Items listed in a dataset:

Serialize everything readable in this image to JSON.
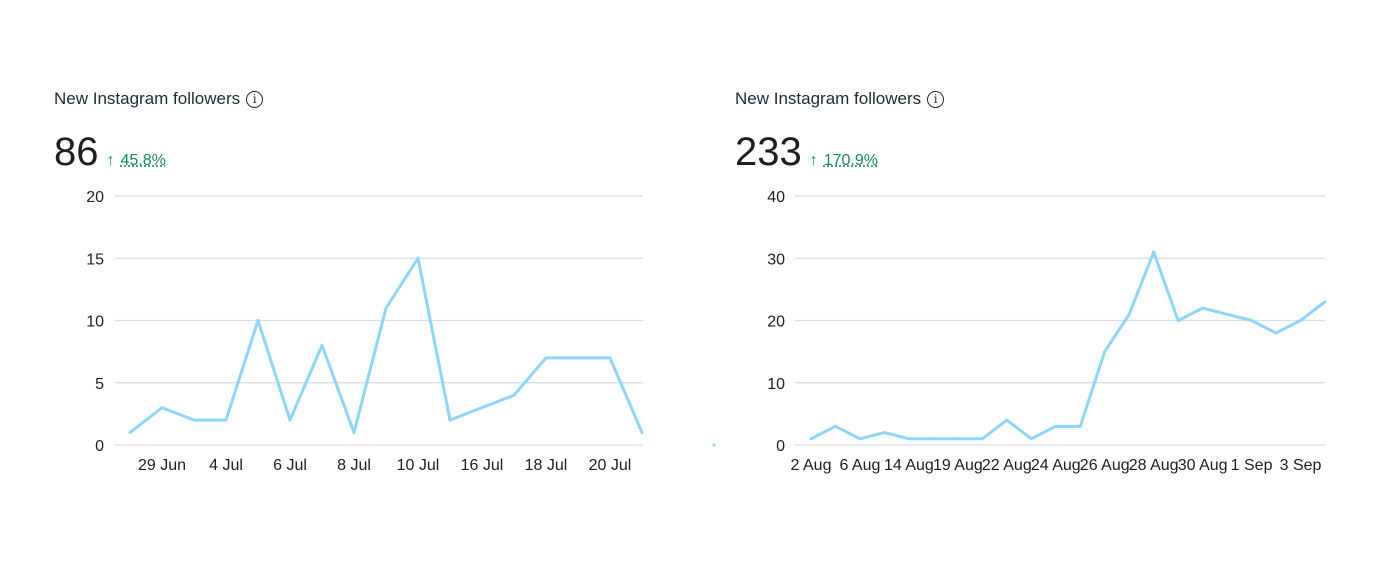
{
  "chart_data": [
    {
      "type": "line",
      "title": "New Instagram followers",
      "total": "86",
      "change": "45.8%",
      "change_direction": "up",
      "ylim": [
        0,
        20
      ],
      "yticks": [
        "0",
        "5",
        "10",
        "15",
        "20"
      ],
      "ytick_values": [
        0,
        5,
        10,
        15,
        20
      ],
      "values": [
        1,
        3,
        2,
        2,
        10,
        2,
        8,
        1,
        11,
        15,
        2,
        3,
        4,
        7,
        7,
        7,
        1
      ],
      "xtick_labels": [
        {
          "i": 1,
          "label": "29 Jun"
        },
        {
          "i": 3,
          "label": "4 Jul"
        },
        {
          "i": 5,
          "label": "6 Jul"
        },
        {
          "i": 7,
          "label": "8 Jul"
        },
        {
          "i": 9,
          "label": "10 Jul"
        },
        {
          "i": 11,
          "label": "16 Jul"
        },
        {
          "i": 13,
          "label": "18 Jul"
        },
        {
          "i": 15,
          "label": "20 Jul"
        }
      ],
      "color": "#8fd6ff",
      "grid": true
    },
    {
      "type": "line",
      "title": "New Instagram followers",
      "total": "233",
      "change": "170.9%",
      "change_direction": "up",
      "ylim": [
        0,
        40
      ],
      "yticks": [
        "0",
        "10",
        "20",
        "30",
        "40"
      ],
      "ytick_values": [
        0,
        10,
        20,
        30,
        40
      ],
      "values": [
        1,
        3,
        1,
        2,
        1,
        1,
        1,
        1,
        4,
        1,
        3,
        3,
        15,
        21,
        31,
        20,
        22,
        21,
        20,
        18,
        20,
        23
      ],
      "xtick_labels": [
        {
          "i": 0,
          "label": "2 Aug"
        },
        {
          "i": 2,
          "label": "6 Aug"
        },
        {
          "i": 4,
          "label": "14 Aug"
        },
        {
          "i": 6,
          "label": "19 Aug"
        },
        {
          "i": 8,
          "label": "22 Aug"
        },
        {
          "i": 10,
          "label": "24 Aug"
        },
        {
          "i": 12,
          "label": "26 Aug"
        },
        {
          "i": 14,
          "label": "28 Aug"
        },
        {
          "i": 16,
          "label": "30 Aug"
        },
        {
          "i": 18,
          "label": "1 Sep"
        },
        {
          "i": 20,
          "label": "3 Sep"
        }
      ],
      "color": "#8fd6ff",
      "grid": true
    }
  ]
}
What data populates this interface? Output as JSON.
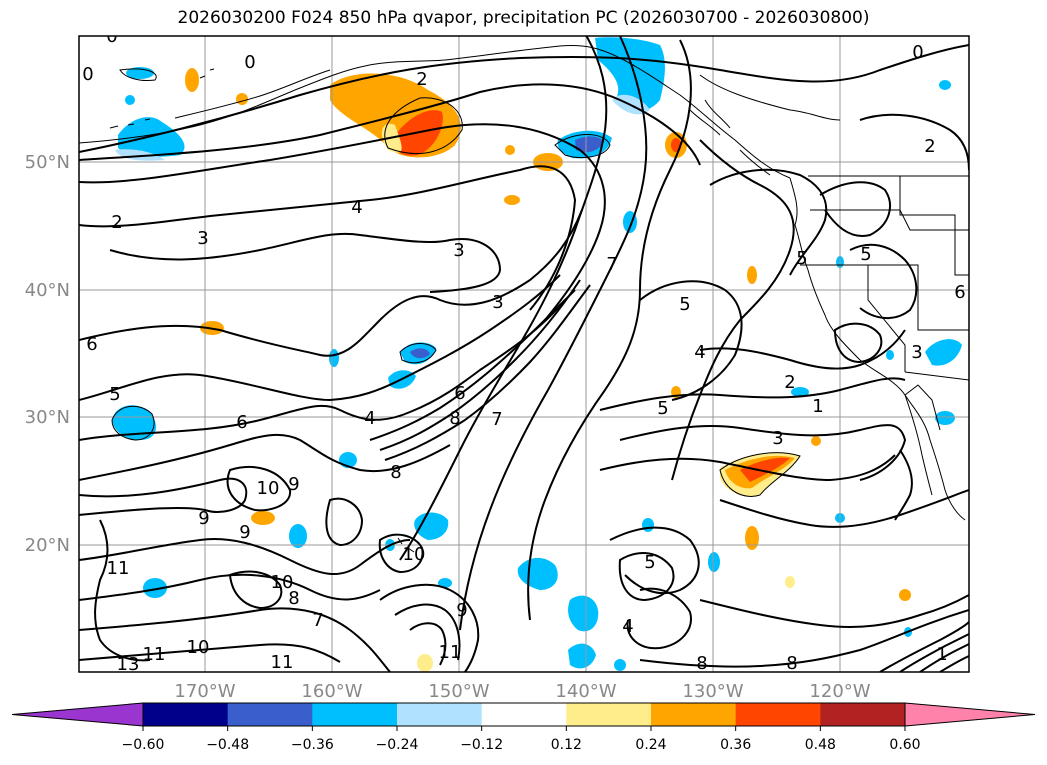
{
  "title": "2026030200 F024 850 hPa qvapor, precipitation PC (2026030700 - 2026030800)",
  "map": {
    "lat_labels": [
      "50°N",
      "40°N",
      "30°N",
      "20°N"
    ],
    "lon_labels": [
      "170°W",
      "160°W",
      "150°W",
      "140°W",
      "130°W",
      "120°W"
    ],
    "label_color": "#888888",
    "contour_labels": [
      {
        "text": "0"
      },
      {
        "text": "0"
      },
      {
        "text": "0"
      },
      {
        "text": "0"
      },
      {
        "text": "2"
      },
      {
        "text": "2"
      },
      {
        "text": "2"
      },
      {
        "text": "2"
      },
      {
        "text": "3"
      },
      {
        "text": "3"
      },
      {
        "text": "3"
      },
      {
        "text": "3"
      },
      {
        "text": "3"
      },
      {
        "text": "4"
      },
      {
        "text": "4"
      },
      {
        "text": "4"
      },
      {
        "text": "5"
      },
      {
        "text": "5"
      },
      {
        "text": "5"
      },
      {
        "text": "5"
      },
      {
        "text": "5"
      },
      {
        "text": "5"
      },
      {
        "text": "6"
      },
      {
        "text": "6"
      },
      {
        "text": "6"
      },
      {
        "text": "6"
      },
      {
        "text": "7"
      },
      {
        "text": "7"
      },
      {
        "text": "7"
      },
      {
        "text": "8"
      },
      {
        "text": "8"
      },
      {
        "text": "8"
      },
      {
        "text": "8"
      },
      {
        "text": "9"
      },
      {
        "text": "9"
      },
      {
        "text": "9"
      },
      {
        "text": "9"
      },
      {
        "text": "10"
      },
      {
        "text": "10"
      },
      {
        "text": "10"
      },
      {
        "text": "10"
      },
      {
        "text": "11"
      },
      {
        "text": "11"
      },
      {
        "text": "11"
      },
      {
        "text": "11"
      },
      {
        "text": "13"
      },
      {
        "text": "1"
      },
      {
        "text": "1"
      },
      {
        "text": "8"
      },
      {
        "text": "4"
      }
    ]
  },
  "colorbar": {
    "colors": [
      "#9a35cf",
      "#00008b",
      "#3a5fcd",
      "#00bfff",
      "#b0e2ff",
      "#ffffff",
      "#ffec8b",
      "#ffa500",
      "#ff4500",
      "#b22222",
      "#ff82ab"
    ],
    "tick_labels": [
      "−0.60",
      "−0.48",
      "−0.36",
      "−0.24",
      "−0.12",
      "0.12",
      "0.24",
      "0.36",
      "0.48",
      "0.60"
    ]
  }
}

• Written instruction:
Extract every line of the data exactly; pictures stay out.

• Exercise result:
Serialize everything readable in this image to JSON.
{
  "chart_data": [
    {
      "type": "line",
      "title": "New Instagram followers",
      "total": "86",
      "change": "45.8%",
      "change_direction": "up",
      "ylim": [
        0,
        20
      ],
      "yticks": [
        "0",
        "5",
        "10",
        "15",
        "20"
      ],
      "ytick_values": [
        0,
        5,
        10,
        15,
        20
      ],
      "values": [
        1,
        3,
        2,
        2,
        10,
        2,
        8,
        1,
        11,
        15,
        2,
        3,
        4,
        7,
        7,
        7,
        1
      ],
      "xtick_labels": [
        {
          "i": 1,
          "label": "29 Jun"
        },
        {
          "i": 3,
          "label": "4 Jul"
        },
        {
          "i": 5,
          "label": "6 Jul"
        },
        {
          "i": 7,
          "label": "8 Jul"
        },
        {
          "i": 9,
          "label": "10 Jul"
        },
        {
          "i": 11,
          "label": "16 Jul"
        },
        {
          "i": 13,
          "label": "18 Jul"
        },
        {
          "i": 15,
          "label": "20 Jul"
        }
      ],
      "color": "#8fd6ff",
      "grid": true
    },
    {
      "type": "line",
      "title": "New Instagram followers",
      "total": "233",
      "change": "170.9%",
      "change_direction": "up",
      "ylim": [
        0,
        40
      ],
      "yticks": [
        "0",
        "10",
        "20",
        "30",
        "40"
      ],
      "ytick_values": [
        0,
        10,
        20,
        30,
        40
      ],
      "values": [
        1,
        3,
        1,
        2,
        1,
        1,
        1,
        1,
        4,
        1,
        3,
        3,
        15,
        21,
        31,
        20,
        22,
        21,
        20,
        18,
        20,
        23
      ],
      "xtick_labels": [
        {
          "i": 0,
          "label": "2 Aug"
        },
        {
          "i": 2,
          "label": "6 Aug"
        },
        {
          "i": 4,
          "label": "14 Aug"
        },
        {
          "i": 6,
          "label": "19 Aug"
        },
        {
          "i": 8,
          "label": "22 Aug"
        },
        {
          "i": 10,
          "label": "24 Aug"
        },
        {
          "i": 12,
          "label": "26 Aug"
        },
        {
          "i": 14,
          "label": "28 Aug"
        },
        {
          "i": 16,
          "label": "30 Aug"
        },
        {
          "i": 18,
          "label": "1 Sep"
        },
        {
          "i": 20,
          "label": "3 Sep"
        }
      ],
      "color": "#8fd6ff",
      "grid": true
    }
  ]
}
What data populates this interface? Output as JSON.
{
  "title": "2026030200 F024 850 hPa qvapor, precipitation PC (2026030700 - 2026030800)",
  "map": {
    "lat_labels": [
      "50°N",
      "40°N",
      "30°N",
      "20°N"
    ],
    "lon_labels": [
      "170°W",
      "160°W",
      "150°W",
      "140°W",
      "130°W",
      "120°W"
    ],
    "label_color": "#888888",
    "contour_labels": [
      {
        "text": "0"
      },
      {
        "text": "0"
      },
      {
        "text": "0"
      },
      {
        "text": "0"
      },
      {
        "text": "2"
      },
      {
        "text": "2"
      },
      {
        "text": "2"
      },
      {
        "text": "2"
      },
      {
        "text": "3"
      },
      {
        "text": "3"
      },
      {
        "text": "3"
      },
      {
        "text": "3"
      },
      {
        "text": "3"
      },
      {
        "text": "4"
      },
      {
        "text": "4"
      },
      {
        "text": "4"
      },
      {
        "text": "5"
      },
      {
        "text": "5"
      },
      {
        "text": "5"
      },
      {
        "text": "5"
      },
      {
        "text": "5"
      },
      {
        "text": "5"
      },
      {
        "text": "6"
      },
      {
        "text": "6"
      },
      {
        "text": "6"
      },
      {
        "text": "6"
      },
      {
        "text": "7"
      },
      {
        "text": "7"
      },
      {
        "text": "7"
      },
      {
        "text": "8"
      },
      {
        "text": "8"
      },
      {
        "text": "8"
      },
      {
        "text": "8"
      },
      {
        "text": "9"
      },
      {
        "text": "9"
      },
      {
        "text": "9"
      },
      {
        "text": "9"
      },
      {
        "text": "10"
      },
      {
        "text": "10"
      },
      {
        "text": "10"
      },
      {
        "text": "10"
      },
      {
        "text": "11"
      },
      {
        "text": "11"
      },
      {
        "text": "11"
      },
      {
        "text": "11"
      },
      {
        "text": "13"
      },
      {
        "text": "1"
      },
      {
        "text": "1"
      },
      {
        "text": "8"
      },
      {
        "text": "4"
      }
    ]
  },
  "colorbar": {
    "colors": [
      "#9a35cf",
      "#00008b",
      "#3a5fcd",
      "#00bfff",
      "#b0e2ff",
      "#ffffff",
      "#ffec8b",
      "#ffa500",
      "#ff4500",
      "#b22222",
      "#ff82ab"
    ],
    "tick_labels": [
      "−0.60",
      "−0.48",
      "−0.36",
      "−0.24",
      "−0.12",
      "0.12",
      "0.24",
      "0.36",
      "0.48",
      "0.60"
    ]
  }
}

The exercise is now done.